Your objective. Scan the records below. List lines holding "title".

# START OF Provided material

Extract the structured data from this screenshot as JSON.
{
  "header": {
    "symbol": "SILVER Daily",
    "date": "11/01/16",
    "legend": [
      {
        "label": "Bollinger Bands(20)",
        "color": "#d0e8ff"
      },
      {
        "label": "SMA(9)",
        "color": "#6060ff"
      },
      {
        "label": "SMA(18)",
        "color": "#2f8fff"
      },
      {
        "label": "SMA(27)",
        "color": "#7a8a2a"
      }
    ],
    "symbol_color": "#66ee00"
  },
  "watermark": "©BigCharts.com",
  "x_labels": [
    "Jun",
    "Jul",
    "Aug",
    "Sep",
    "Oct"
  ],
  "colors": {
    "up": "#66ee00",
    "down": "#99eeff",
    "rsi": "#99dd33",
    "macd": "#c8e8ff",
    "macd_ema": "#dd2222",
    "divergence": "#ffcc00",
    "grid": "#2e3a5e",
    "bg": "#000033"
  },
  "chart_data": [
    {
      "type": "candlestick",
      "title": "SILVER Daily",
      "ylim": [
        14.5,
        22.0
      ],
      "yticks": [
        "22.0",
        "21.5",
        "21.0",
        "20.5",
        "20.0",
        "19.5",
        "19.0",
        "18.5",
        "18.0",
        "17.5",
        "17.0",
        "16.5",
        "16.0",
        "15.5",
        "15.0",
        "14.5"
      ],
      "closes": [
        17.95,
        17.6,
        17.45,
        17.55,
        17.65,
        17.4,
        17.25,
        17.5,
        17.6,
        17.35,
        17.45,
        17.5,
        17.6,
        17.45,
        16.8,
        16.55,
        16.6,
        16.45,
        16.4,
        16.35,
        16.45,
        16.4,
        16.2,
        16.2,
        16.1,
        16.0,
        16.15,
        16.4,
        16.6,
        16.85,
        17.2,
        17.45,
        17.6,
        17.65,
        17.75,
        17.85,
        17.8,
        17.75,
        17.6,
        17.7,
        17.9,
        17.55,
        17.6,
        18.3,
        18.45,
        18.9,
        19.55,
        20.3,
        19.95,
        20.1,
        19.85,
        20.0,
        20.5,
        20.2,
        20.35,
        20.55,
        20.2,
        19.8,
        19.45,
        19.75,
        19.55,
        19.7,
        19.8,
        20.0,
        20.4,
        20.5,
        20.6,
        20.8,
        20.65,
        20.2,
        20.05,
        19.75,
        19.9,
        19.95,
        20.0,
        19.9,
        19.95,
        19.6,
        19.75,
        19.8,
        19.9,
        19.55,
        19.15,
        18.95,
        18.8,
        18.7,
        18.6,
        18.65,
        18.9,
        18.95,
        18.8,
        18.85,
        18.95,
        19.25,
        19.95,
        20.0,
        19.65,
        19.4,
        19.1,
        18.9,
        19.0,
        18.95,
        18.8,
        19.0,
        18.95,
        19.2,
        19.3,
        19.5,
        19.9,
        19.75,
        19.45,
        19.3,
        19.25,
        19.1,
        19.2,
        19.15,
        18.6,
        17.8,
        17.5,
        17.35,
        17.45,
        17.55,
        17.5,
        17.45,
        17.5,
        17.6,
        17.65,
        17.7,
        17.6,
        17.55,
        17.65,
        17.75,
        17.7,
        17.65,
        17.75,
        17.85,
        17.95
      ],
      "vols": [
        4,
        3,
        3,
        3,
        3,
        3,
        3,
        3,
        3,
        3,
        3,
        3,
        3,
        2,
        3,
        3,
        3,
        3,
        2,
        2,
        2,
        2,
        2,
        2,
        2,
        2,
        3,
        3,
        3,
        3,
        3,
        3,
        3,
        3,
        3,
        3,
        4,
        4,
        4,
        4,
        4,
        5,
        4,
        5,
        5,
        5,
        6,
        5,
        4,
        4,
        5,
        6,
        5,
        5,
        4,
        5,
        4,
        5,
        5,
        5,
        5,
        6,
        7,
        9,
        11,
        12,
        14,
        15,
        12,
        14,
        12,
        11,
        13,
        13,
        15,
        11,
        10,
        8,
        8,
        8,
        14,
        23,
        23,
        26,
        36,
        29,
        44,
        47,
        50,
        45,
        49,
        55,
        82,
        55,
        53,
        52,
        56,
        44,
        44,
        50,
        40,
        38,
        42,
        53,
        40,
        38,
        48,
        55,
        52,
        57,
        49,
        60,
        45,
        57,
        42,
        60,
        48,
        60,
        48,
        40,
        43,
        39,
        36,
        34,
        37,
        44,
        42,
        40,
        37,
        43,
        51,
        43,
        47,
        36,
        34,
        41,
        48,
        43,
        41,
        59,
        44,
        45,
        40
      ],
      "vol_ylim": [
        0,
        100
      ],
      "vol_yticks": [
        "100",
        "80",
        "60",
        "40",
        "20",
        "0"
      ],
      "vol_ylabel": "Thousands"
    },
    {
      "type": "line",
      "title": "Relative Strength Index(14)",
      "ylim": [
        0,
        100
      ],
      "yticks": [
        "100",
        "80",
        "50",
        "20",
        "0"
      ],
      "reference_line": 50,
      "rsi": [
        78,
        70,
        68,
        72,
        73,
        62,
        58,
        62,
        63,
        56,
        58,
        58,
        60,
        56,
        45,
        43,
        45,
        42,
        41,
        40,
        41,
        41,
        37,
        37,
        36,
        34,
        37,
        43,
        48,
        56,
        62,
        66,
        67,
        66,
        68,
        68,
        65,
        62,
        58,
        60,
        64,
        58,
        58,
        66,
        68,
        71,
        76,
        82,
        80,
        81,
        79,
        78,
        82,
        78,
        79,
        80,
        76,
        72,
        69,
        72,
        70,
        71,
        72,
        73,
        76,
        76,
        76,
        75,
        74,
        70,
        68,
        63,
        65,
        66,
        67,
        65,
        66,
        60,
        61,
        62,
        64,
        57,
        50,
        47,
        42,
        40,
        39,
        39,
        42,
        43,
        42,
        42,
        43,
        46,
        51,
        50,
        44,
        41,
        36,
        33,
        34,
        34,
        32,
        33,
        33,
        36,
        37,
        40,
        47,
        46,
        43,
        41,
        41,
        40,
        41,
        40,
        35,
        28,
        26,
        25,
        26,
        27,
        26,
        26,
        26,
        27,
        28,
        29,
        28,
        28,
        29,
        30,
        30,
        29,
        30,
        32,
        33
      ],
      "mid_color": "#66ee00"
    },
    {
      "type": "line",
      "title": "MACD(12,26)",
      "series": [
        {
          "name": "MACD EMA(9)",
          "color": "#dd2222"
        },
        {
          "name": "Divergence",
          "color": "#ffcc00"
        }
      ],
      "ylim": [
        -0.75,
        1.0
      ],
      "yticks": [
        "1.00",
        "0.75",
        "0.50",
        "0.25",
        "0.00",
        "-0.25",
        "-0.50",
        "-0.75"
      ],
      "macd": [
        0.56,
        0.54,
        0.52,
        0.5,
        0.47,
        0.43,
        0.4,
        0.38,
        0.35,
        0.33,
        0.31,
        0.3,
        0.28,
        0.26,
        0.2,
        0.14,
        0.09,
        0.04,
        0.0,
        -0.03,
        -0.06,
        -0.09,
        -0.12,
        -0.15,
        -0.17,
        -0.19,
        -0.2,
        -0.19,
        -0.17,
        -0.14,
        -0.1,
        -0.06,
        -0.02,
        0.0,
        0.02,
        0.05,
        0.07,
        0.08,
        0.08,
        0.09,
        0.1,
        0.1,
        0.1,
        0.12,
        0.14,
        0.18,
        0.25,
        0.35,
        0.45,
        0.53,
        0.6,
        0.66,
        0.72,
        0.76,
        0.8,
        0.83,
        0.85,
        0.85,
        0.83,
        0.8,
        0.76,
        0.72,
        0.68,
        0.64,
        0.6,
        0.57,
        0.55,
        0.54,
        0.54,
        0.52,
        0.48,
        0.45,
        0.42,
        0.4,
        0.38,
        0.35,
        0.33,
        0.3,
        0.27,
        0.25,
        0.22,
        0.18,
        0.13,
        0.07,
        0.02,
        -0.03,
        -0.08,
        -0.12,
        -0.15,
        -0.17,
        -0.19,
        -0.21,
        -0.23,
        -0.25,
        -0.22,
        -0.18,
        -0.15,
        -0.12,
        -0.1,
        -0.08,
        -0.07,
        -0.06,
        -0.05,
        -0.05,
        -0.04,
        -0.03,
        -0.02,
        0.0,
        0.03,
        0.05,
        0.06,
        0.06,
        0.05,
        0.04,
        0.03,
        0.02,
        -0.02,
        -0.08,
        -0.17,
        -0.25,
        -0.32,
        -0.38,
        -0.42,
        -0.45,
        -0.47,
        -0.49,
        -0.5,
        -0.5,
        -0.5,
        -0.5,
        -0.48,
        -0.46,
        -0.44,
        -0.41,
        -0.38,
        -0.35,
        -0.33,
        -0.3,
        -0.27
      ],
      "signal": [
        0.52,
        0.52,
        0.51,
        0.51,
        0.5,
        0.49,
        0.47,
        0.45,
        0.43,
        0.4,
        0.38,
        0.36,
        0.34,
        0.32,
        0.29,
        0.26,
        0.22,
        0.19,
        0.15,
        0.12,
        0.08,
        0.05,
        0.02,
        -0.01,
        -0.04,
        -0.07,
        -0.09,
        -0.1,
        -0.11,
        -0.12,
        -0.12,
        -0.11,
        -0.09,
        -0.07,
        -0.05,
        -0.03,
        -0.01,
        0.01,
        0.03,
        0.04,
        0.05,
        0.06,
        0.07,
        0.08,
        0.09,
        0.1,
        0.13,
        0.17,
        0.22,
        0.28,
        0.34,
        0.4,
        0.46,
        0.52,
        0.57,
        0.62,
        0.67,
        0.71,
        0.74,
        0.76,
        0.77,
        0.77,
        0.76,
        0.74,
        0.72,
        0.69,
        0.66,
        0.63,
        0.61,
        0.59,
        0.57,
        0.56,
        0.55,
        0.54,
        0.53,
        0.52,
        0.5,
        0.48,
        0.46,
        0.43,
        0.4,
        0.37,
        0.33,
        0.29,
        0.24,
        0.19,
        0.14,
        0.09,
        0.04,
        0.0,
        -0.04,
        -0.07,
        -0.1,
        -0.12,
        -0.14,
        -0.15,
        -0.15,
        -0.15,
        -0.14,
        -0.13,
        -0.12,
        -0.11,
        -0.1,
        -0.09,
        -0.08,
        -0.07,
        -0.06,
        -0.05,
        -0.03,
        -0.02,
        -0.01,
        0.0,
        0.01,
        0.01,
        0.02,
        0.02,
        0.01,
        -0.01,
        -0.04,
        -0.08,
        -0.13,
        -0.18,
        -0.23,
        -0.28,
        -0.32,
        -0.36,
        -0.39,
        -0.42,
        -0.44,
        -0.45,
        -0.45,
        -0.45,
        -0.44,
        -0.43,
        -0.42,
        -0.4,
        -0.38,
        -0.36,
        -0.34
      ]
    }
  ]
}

# END OF Provided material

Task result.
      "title": "SILVER Daily",
      "title": "Relative Strength Index(14)",
      "title": "MACD(12,26)",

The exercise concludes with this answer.